_WHAT YOU WILL DO_: Set down the full listing exactly, character for character.
--
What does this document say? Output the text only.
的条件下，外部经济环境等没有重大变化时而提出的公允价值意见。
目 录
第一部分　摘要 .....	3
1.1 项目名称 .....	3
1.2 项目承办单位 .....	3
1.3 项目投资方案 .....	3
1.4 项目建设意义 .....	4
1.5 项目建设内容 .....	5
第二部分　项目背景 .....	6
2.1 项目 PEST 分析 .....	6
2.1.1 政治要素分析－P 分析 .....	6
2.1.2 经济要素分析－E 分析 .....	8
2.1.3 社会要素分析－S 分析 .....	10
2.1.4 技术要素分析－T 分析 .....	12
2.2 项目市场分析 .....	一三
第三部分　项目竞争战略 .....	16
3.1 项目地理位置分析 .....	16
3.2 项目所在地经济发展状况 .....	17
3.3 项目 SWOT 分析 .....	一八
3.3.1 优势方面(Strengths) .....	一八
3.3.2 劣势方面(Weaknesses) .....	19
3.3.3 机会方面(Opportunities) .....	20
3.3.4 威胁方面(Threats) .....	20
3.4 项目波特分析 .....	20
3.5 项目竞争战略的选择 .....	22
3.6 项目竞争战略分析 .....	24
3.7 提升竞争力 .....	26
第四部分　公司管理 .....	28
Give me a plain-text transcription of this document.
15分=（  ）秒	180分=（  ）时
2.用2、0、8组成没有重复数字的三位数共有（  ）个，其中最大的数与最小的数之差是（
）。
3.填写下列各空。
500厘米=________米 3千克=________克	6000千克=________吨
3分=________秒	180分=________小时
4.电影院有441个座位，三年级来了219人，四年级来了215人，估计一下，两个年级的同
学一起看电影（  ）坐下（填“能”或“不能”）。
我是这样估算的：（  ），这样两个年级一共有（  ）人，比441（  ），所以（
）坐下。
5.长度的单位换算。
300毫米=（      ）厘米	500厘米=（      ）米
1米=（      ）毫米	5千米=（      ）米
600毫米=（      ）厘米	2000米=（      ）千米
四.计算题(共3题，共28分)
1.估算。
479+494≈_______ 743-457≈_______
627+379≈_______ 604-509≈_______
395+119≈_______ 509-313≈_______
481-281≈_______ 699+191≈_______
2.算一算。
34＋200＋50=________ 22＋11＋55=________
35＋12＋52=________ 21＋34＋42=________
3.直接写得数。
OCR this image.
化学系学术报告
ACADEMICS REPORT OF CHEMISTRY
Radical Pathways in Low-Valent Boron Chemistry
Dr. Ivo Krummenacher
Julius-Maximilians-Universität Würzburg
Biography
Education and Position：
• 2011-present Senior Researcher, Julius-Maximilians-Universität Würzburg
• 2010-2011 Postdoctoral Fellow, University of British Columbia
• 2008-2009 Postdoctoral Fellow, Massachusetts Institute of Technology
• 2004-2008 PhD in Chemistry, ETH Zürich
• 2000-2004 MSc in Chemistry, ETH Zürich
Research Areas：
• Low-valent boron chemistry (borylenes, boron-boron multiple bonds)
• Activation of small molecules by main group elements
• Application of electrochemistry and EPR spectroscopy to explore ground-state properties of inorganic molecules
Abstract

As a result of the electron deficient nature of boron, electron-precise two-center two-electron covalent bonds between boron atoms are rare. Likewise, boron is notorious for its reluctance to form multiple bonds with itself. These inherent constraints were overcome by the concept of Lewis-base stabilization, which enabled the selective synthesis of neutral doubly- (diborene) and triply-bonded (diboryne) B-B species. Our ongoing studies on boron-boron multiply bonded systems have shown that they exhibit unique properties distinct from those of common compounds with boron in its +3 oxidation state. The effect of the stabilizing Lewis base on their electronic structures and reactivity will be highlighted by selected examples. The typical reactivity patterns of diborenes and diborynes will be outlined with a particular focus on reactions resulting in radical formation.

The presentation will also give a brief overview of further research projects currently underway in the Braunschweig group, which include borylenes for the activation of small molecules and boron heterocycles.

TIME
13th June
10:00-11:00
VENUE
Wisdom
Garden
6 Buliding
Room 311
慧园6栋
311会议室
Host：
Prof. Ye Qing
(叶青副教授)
--
_REPLY TO THE EXERCISE_:
What does this document say? Output the text only.
的条件下，外部经济环境等没有重大变化时而提出的公允价值意见。
目 录
第一部分　摘要 .....	3
1.1 项目名称 .....	3
1.2 项目承办单位 .....	3
1.3 项目投资方案 .....	3
1.4 项目建设意义 .....	4
1.5 项目建设内容 .....	5
第二部分　项目背景 .....	6
2.1 项目 PEST 分析 .....	6
2.1.1 政治要素分析－P 分析 .....	6
2.1.2 经济要素分析－E 分析 .....	8
2.1.3 社会要素分析－S 分析 .....	10
2.1.4 技术要素分析－T 分析 .....	12
2.2 项目市场分析 .....	一三
第三部分　项目竞争战略 .....	16
3.1 项目地理位置分析 .....	16
3.2 项目所在地经济发展状况 .....	17
3.3 项目 SWOT 分析 .....	一八
3.3.1 优势方面(Strengths) .....	一八
3.3.2 劣势方面(Weaknesses) .....	19
3.3.3 机会方面(Opportunities) .....	20
3.3.4 威胁方面(Threats) .....	20
3.4 项目波特分析 .....	20
3.5 项目竞争战略的选择 .....	22
3.6 项目竞争战略分析 .....	24
3.7 提升竞争力 .....	26
第四部分　公司管理 .....	28
Give me a plain-text transcription of this document.
15分=（  ）秒	180分=（  ）时
2.用2、0、8组成没有重复数字的三位数共有（  ）个，其中最大的数与最小的数之差是（
）。
3.填写下列各空。
500厘米=________米 3千克=________克	6000千克=________吨
3分=________秒	180分=________小时
4.电影院有441个座位，三年级来了219人，四年级来了215人，估计一下，两个年级的同
学一起看电影（  ）坐下（填“能”或“不能”）。
我是这样估算的：（  ），这样两个年级一共有（  ）人，比441（  ），所以（
）坐下。
5.长度的单位换算。
300毫米=（      ）厘米	500厘米=（      ）米
1米=（      ）毫米	5千米=（      ）米
600毫米=（      ）厘米	2000米=（      ）千米
四.计算题(共3题，共28分)
1.估算。
479+494≈_______ 743-457≈_______
627+379≈_______ 604-509≈_______
395+119≈_______ 509-313≈_______
481-281≈_______ 699+191≈_______
2.算一算。
34＋200＋50=________ 22＋11＋55=________
35＋12＋52=________ 21＋34＋42=________
3.直接写得数。
OCR this image.
化学系学术报告
ACADEMICS REPORT OF CHEMISTRY
Radical Pathways in Low-Valent Boron Chemistry
Dr. Ivo Krummenacher
Julius-Maximilians-Universität Würzburg
Biography
Education and Position：
• 2011-present Senior Researcher, Julius-Maximilians-Universität Würzburg
• 2010-2011 Postdoctoral Fellow, University of British Columbia
• 2008-2009 Postdoctoral Fellow, Massachusetts Institute of Technology
• 2004-2008 PhD in Chemistry, ETH Zürich
• 2000-2004 MSc in Chemistry, ETH Zürich
Research Areas：
• Low-valent boron chemistry (borylenes, boron-boron multiple bonds)
• Activation of small molecules by main group elements
• Application of electrochemistry and EPR spectroscopy to explore ground-state properties of inorganic molecules
Abstract

As a result of the electron deficient nature of boron, electron-precise two-center two-electron covalent bonds between boron atoms are rare. Likewise, boron is notorious for its reluctance to form multiple bonds with itself. These inherent constraints were overcome by the concept of Lewis-base stabilization, which enabled the selective synthesis of neutral doubly- (diborene) and triply-bonded (diboryne) B-B species. Our ongoing studies on boron-boron multiply bonded systems have shown that they exhibit unique properties distinct from those of common compounds with boron in its +3 oxidation state. The effect of the stabilizing Lewis base on their electronic structures and reactivity will be highlighted by selected examples. The typical reactivity patterns of diborenes and diborynes will be outlined with a particular focus on reactions resulting in radical formation.

The presentation will also give a brief overview of further research projects currently underway in the Braunschweig group, which include borylenes for the activation of small molecules and boron heterocycles.

TIME
13th June
10:00-11:00
VENUE
Wisdom
Garden
6 Buliding
Room 311
慧园6栋
311会议室
Host：
Prof. Ye Qing
(叶青副教授)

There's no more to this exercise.